Directions
Reproduce the data verbatim, from its first line through the line containing "voiceprint-label-text: 声纹向量: [635, 191, 704, 211]".

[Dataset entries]
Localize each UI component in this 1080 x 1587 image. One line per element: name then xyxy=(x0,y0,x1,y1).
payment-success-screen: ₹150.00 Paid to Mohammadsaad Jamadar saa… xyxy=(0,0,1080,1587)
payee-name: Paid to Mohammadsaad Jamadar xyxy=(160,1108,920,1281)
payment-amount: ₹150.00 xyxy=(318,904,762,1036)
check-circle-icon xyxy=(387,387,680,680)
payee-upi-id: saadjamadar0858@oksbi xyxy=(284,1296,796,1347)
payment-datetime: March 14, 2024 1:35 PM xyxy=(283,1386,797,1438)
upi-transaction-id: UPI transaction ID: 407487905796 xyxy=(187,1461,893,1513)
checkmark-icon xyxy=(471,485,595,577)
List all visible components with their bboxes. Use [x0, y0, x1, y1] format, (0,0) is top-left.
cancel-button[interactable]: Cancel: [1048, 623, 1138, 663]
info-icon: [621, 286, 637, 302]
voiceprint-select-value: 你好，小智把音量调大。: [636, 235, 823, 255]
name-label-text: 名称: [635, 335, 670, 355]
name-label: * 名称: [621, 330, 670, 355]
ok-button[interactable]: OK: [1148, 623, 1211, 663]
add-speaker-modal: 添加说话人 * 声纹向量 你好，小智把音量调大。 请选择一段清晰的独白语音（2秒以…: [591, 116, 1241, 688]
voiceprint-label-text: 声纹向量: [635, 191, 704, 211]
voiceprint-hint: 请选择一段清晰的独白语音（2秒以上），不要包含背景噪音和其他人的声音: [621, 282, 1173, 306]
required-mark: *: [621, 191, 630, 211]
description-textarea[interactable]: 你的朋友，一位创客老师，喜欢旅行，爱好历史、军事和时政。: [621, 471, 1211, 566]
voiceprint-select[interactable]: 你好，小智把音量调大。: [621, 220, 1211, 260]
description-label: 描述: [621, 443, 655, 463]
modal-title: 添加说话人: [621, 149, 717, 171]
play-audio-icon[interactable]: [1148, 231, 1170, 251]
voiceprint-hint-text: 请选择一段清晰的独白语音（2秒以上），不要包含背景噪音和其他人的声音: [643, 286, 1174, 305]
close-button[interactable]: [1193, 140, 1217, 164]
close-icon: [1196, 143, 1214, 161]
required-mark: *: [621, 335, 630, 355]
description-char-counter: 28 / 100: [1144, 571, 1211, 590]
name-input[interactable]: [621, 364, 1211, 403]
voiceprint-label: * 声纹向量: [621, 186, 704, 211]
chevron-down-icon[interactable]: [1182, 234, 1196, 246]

Task output
Localize each UI component in this 1080 x 1587 image. One line per element: name then xyxy=(x0,y0,x1,y1).
payment-success-screen: ₹150.00 Paid to Mohammadsaad Jamadar saa… xyxy=(0,0,1080,1587)
payee-name: Paid to Mohammadsaad Jamadar xyxy=(160,1108,920,1281)
payment-amount: ₹150.00 xyxy=(318,904,762,1036)
check-circle-icon xyxy=(387,387,680,680)
payee-upi-id: saadjamadar0858@oksbi xyxy=(284,1296,796,1347)
payment-datetime: March 14, 2024 1:35 PM xyxy=(283,1386,797,1438)
upi-transaction-id: UPI transaction ID: 407487905796 xyxy=(187,1461,893,1513)
checkmark-icon xyxy=(471,485,595,577)
List all visible components with their bboxes. Use [x0, y0, x1, y1] format, (0,0) is top-left.
cancel-button[interactable]: Cancel: [1048, 623, 1138, 663]
info-icon: [621, 286, 637, 302]
voiceprint-select-value: 你好，小智把音量调大。: [636, 235, 823, 255]
name-label-text: 名称: [635, 335, 670, 355]
name-label: * 名称: [621, 330, 670, 355]
ok-button[interactable]: OK: [1148, 623, 1211, 663]
add-speaker-modal: 添加说话人 * 声纹向量 你好，小智把音量调大。 请选择一段清晰的独白语音（2秒以…: [591, 116, 1241, 688]
voiceprint-label-text: 声纹向量: [635, 191, 704, 211]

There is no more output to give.